Given records:
= = = = = = =

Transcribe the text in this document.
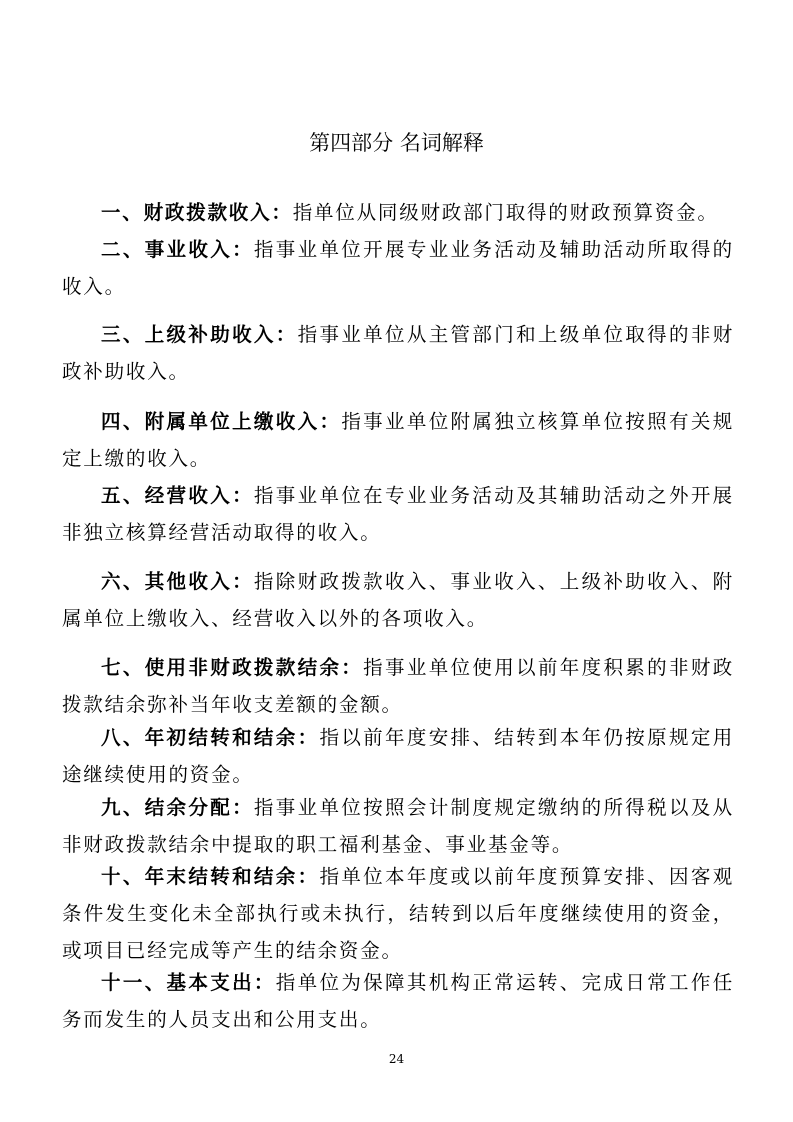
第四部分 名词解释

一、财政拨款收入：指单位从同级财政部门取得的财政预算资金。

二、事业收入：指事业单位开展专业业务活动及辅助活动所取得的收入。

三、上级补助收入：指事业单位从主管部门和上级单位取得的非财政补助收入。

四、附属单位上缴收入：指事业单位附属独立核算单位按照有关规定上缴的收入。

五、经营收入：指事业单位在专业业务活动及其辅助活动之外开展非独立核算经营活动取得的收入。

六、其他收入：指除财政拨款收入、事业收入、上级补助收入、附属单位上缴收入、经营收入以外的各项收入。

七、使用非财政拨款结余：指事业单位使用以前年度积累的非财政拨款结余弥补当年收支差额的金额。

八、年初结转和结余：指以前年度安排、结转到本年仍按原规定用途继续使用的资金。

九、结余分配：指事业单位按照会计制度规定缴纳的所得税以及从非财政拨款结余中提取的职工福利基金、事业基金等。

十、年末结转和结余：指单位本年度或以前年度预算安排、因客观条件发生变化未全部执行或未执行，结转到以后年度继续使用的资金，或项目已经完成等产生的结余资金。

十一、基本支出：指单位为保障其机构正常运转、完成日常工作任务而发生的人员支出和公用支出。

24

= = = = = = =

Short problem:
Reproduce the full listing faithfully, but do not carry over any pictures.

Complete answer:
Transcribe the text in this document.
第四部分 名词解释

一、财政拨款收入：指单位从同级财政部门取得的财政预算资金。

二、事业收入：指事业单位开展专业业务活动及辅助活动所取得的收入。

三、上级补助收入：指事业单位从主管部门和上级单位取得的非财政补助收入。

四、附属单位上缴收入：指事业单位附属独立核算单位按照有关规定上缴的收入。

五、经营收入：指事业单位在专业业务活动及其辅助活动之外开展非独立核算经营活动取得的收入。

六、其他收入：指除财政拨款收入、事业收入、上级补助收入、附属单位上缴收入、经营收入以外的各项收入。

七、使用非财政拨款结余：指事业单位使用以前年度积累的非财政拨款结余弥补当年收支差额的金额。

八、年初结转和结余：指以前年度安排、结转到本年仍按原规定用途继续使用的资金。

九、结余分配：指事业单位按照会计制度规定缴纳的所得税以及从非财政拨款结余中提取的职工福利基金、事业基金等。

十、年末结转和结余：指单位本年度或以前年度预算安排、因客观条件发生变化未全部执行或未执行，结转到以后年度继续使用的资金，或项目已经完成等产生的结余资金。

十一、基本支出：指单位为保障其机构正常运转、完成日常工作任务而发生的人员支出和公用支出。

24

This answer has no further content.